- [What to do]: Search the records that follow and extract every line containing the string "Mint".

──────── Provided data

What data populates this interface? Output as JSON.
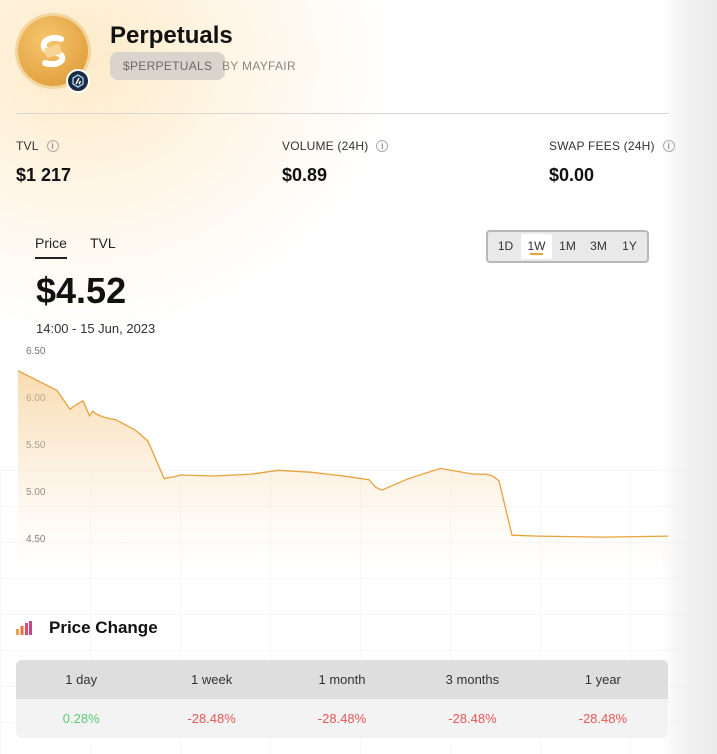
{
  "header": {
    "title": "Perpetuals",
    "ticker": "$PERPETUALS",
    "by": "BY MAYFAIR",
    "logo_icon": "perpetuals-logo",
    "chain_icon": "arbitrum-icon",
    "accent_color": "#e6a23c"
  },
  "stats": [
    {
      "label": "TVL",
      "value": "$1 217"
    },
    {
      "label": "VOLUME (24H)",
      "value": "$0.89"
    },
    {
      "label": "SWAP FEES (24H)",
      "value": "$0.00"
    }
  ],
  "chart_tabs": [
    "Price",
    "TVL"
  ],
  "ranges": [
    "1D",
    "1W",
    "1M",
    "3M",
    "1Y"
  ],
  "active_range": "1W",
  "price": {
    "current": "$4.52",
    "timestamp": "14:00 - 15 Jun, 2023"
  },
  "chart_data": {
    "type": "area",
    "y_ticks": [
      "6.50",
      "6.00",
      "5.50",
      "5.00",
      "4.50"
    ],
    "ylim": [
      4.45,
      6.55
    ],
    "xlabel": "",
    "ylabel": "",
    "line_color": "#e6a23c",
    "series": [
      {
        "x": [
          0,
          0.06,
          0.08,
          0.09,
          0.1,
          0.11,
          0.115,
          0.12,
          0.13,
          0.14,
          0.15,
          0.18,
          0.2,
          0.22,
          0.225,
          0.23,
          0.24,
          0.25,
          0.3,
          0.36,
          0.4,
          0.45,
          0.5,
          0.52,
          0.54,
          0.55,
          0.56,
          0.6,
          0.65,
          0.7,
          0.72,
          0.73,
          0.74,
          0.76,
          0.8,
          0.9,
          1.0
        ],
        "values": [
          6.28,
          6.07,
          5.87,
          5.92,
          5.96,
          5.8,
          5.85,
          5.82,
          5.79,
          5.77,
          5.76,
          5.65,
          5.53,
          5.21,
          5.13,
          5.14,
          5.15,
          5.17,
          5.16,
          5.18,
          5.22,
          5.2,
          5.16,
          5.14,
          5.12,
          5.04,
          5.01,
          5.13,
          5.24,
          5.18,
          5.18,
          5.16,
          5.11,
          4.53,
          4.52,
          4.51,
          4.52
        ]
      }
    ]
  },
  "price_change": {
    "title": "Price Change",
    "icon": "bar-chart-icon",
    "columns": [
      "1 day",
      "1 week",
      "1 month",
      "3 months",
      "1 year"
    ],
    "values": [
      {
        "text": "0.28%",
        "sign": "pos"
      },
      {
        "text": "-28.48%",
        "sign": "neg"
      },
      {
        "text": "-28.48%",
        "sign": "neg"
      },
      {
        "text": "-28.48%",
        "sign": "neg"
      },
      {
        "text": "-28.48%",
        "sign": "neg"
      }
    ]
  }
}
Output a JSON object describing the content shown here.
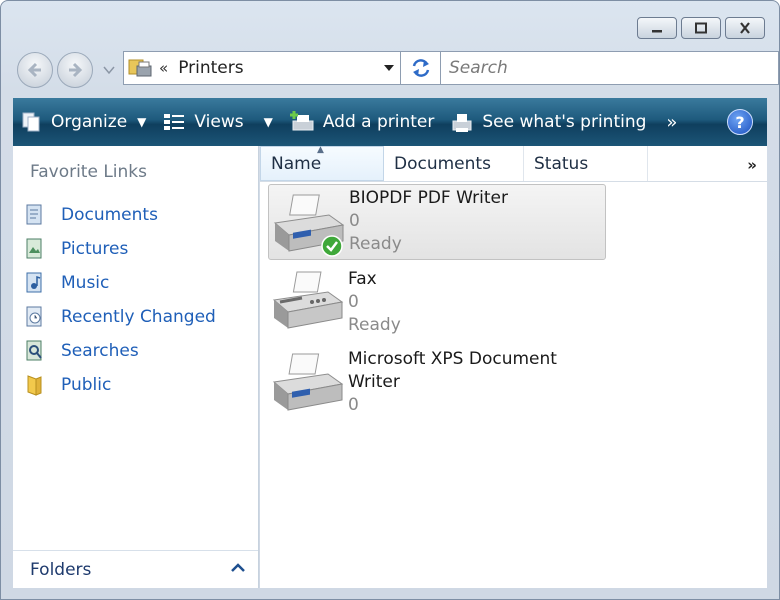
{
  "address": {
    "chevron": "«",
    "location": "Printers"
  },
  "search": {
    "placeholder": "Search"
  },
  "toolbar": {
    "organize": "Organize",
    "views": "Views",
    "add_printer": "Add a printer",
    "see_printing": "See what's printing",
    "more": "»",
    "help": "?"
  },
  "sidebar": {
    "title": "Favorite Links",
    "items": [
      {
        "label": "Documents",
        "icon": "documents-icon"
      },
      {
        "label": "Pictures",
        "icon": "pictures-icon"
      },
      {
        "label": "Music",
        "icon": "music-icon"
      },
      {
        "label": "Recently Changed",
        "icon": "recently-changed-icon"
      },
      {
        "label": "Searches",
        "icon": "searches-icon"
      },
      {
        "label": "Public",
        "icon": "public-folder-icon"
      }
    ],
    "folders_label": "Folders"
  },
  "columns": {
    "name": "Name",
    "documents": "Documents",
    "status": "Status",
    "more": "»"
  },
  "printers": [
    {
      "name": "BIOPDF PDF Writer",
      "documents": "0",
      "status": "Ready",
      "default": true,
      "selected": true
    },
    {
      "name": "Fax",
      "documents": "0",
      "status": "Ready",
      "default": false,
      "selected": false
    },
    {
      "name_line1": "Microsoft XPS Document",
      "name_line2": "Writer",
      "documents": "0",
      "default": false,
      "selected": false
    }
  ],
  "colors": {
    "toolbar": "#1e5a7d",
    "link": "#1f5fb8",
    "selection": "#e3e3e3"
  }
}
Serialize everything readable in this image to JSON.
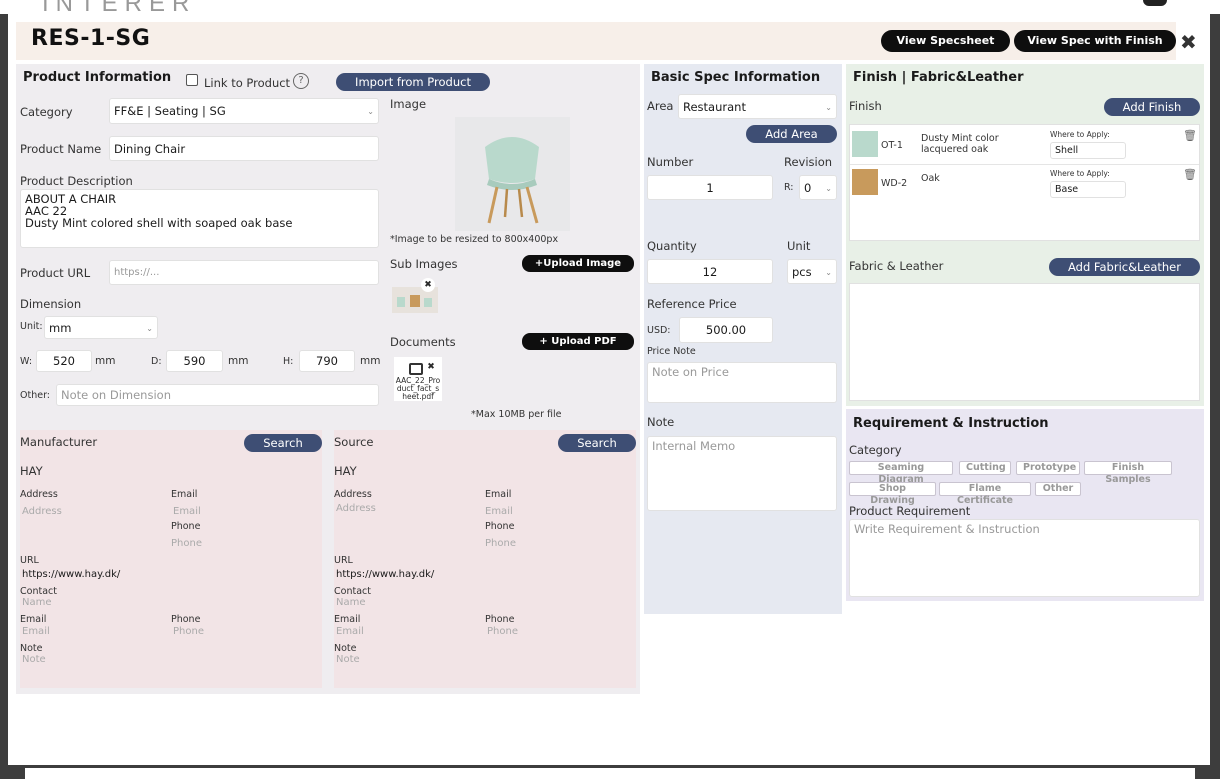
{
  "modal": {
    "title": "RES-1-SG",
    "view_spec_label": "View Specsheet",
    "view_spec_finish_label": "View Spec with Finish",
    "close_icon": "close-icon"
  },
  "product_info": {
    "header": "Product Information",
    "link_to_product": "Link to Product",
    "help": "?",
    "import_label": "Import from Product",
    "category_label": "Category",
    "category_value": "FF&E | Seating | SG",
    "name_label": "Product Name",
    "name_value": "Dining Chair",
    "desc_label": "Product Description",
    "desc_value": "ABOUT A CHAIR\nAAC 22\nDusty Mint colored shell with soaped oak base",
    "url_label": "Product URL",
    "url_placeholder": "https://...",
    "dimension_label": "Dimension",
    "unit_label": "Unit:",
    "unit_value": "mm",
    "w_label": "W:",
    "w_value": "520",
    "d_label": "D:",
    "d_value": "590",
    "h_label": "H:",
    "h_value": "790",
    "mm": "mm",
    "other_label": "Other:",
    "other_placeholder": "Note on Dimension"
  },
  "media": {
    "image_label": "Image",
    "resize_note": "*Image to be resized to 800x400px",
    "sub_images_label": "Sub Images",
    "upload_image_label": "+Upload Image",
    "documents_label": "Documents",
    "upload_pdf_label": "+ Upload PDF",
    "doc_name": "AAC_22_Product_fact_sheet.pdf",
    "max_note": "*Max 10MB per file"
  },
  "manufacturer": {
    "header": "Manufacturer",
    "search_label": "Search",
    "name": "HAY",
    "address_label": "Address",
    "address_placeholder": "Address",
    "email_label": "Email",
    "email_placeholder": "Email",
    "phone_label": "Phone",
    "phone_placeholder": "Phone",
    "url_label": "URL",
    "url_value": "https://www.hay.dk/",
    "contact_label": "Contact",
    "contact_placeholder": "Name",
    "email2_label": "Email",
    "email2_placeholder": "Email",
    "phone2_label": "Phone",
    "phone2_placeholder": "Phone",
    "note_label": "Note",
    "note_placeholder": "Note"
  },
  "source": {
    "header": "Source",
    "search_label": "Search",
    "name": "HAY",
    "address_label": "Address",
    "address_placeholder": "Address",
    "email_label": "Email",
    "email_placeholder": "Email",
    "phone_label": "Phone",
    "phone_placeholder": "Phone",
    "url_label": "URL",
    "url_value": "https://www.hay.dk/",
    "contact_label": "Contact",
    "contact_placeholder": "Name",
    "email2_label": "Email",
    "email2_placeholder": "Email",
    "phone2_label": "Phone",
    "phone2_placeholder": "Phone",
    "note_label": "Note",
    "note_placeholder": "Note"
  },
  "basic_spec": {
    "header": "Basic Spec Information",
    "area_label": "Area",
    "area_value": "Restaurant",
    "add_area_label": "Add Area",
    "number_label": "Number",
    "number_value": "1",
    "revision_label": "Revision",
    "r_label": "R:",
    "revision_value": "0",
    "quantity_label": "Quantity",
    "quantity_value": "12",
    "unit_label": "Unit",
    "unit_value": "pcs",
    "ref_price_label": "Reference Price",
    "usd_label": "USD:",
    "price_value": "500.00",
    "price_note_label": "Price Note",
    "price_note_placeholder": "Note on Price",
    "note_label": "Note",
    "note_placeholder": "Internal Memo"
  },
  "finish": {
    "header": "Finish | Fabric&Leather",
    "finish_label": "Finish",
    "add_finish_label": "Add Finish",
    "where_label": "Where to Apply:",
    "rows": [
      {
        "code": "OT-1",
        "name": "Dusty Mint color lacquered oak",
        "apply": "Shell",
        "color": "#b9d9cc"
      },
      {
        "code": "WD-2",
        "name": "Oak",
        "apply": "Base",
        "color": "#c89a5c"
      }
    ],
    "fabric_label": "Fabric & Leather",
    "add_fabric_label": "Add Fabric&Leather"
  },
  "requirement": {
    "header": "Requirement & Instruction",
    "category_label": "Category",
    "chips": [
      "Seaming Diagram",
      "Cutting",
      "Prototype",
      "Finish Samples",
      "Shop Drawing",
      "Flame Certificate",
      "Other"
    ],
    "product_req_label": "Product Requirement",
    "product_req_placeholder": "Write Requirement & Instruction"
  }
}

────────────────

- [Finished exercise]:
    "desc_value": "ABOUT A CHAIR\nAAC 22\nDusty Mint colored shell with soaped oak base",
        "name": "Dusty Mint color lacquered oak",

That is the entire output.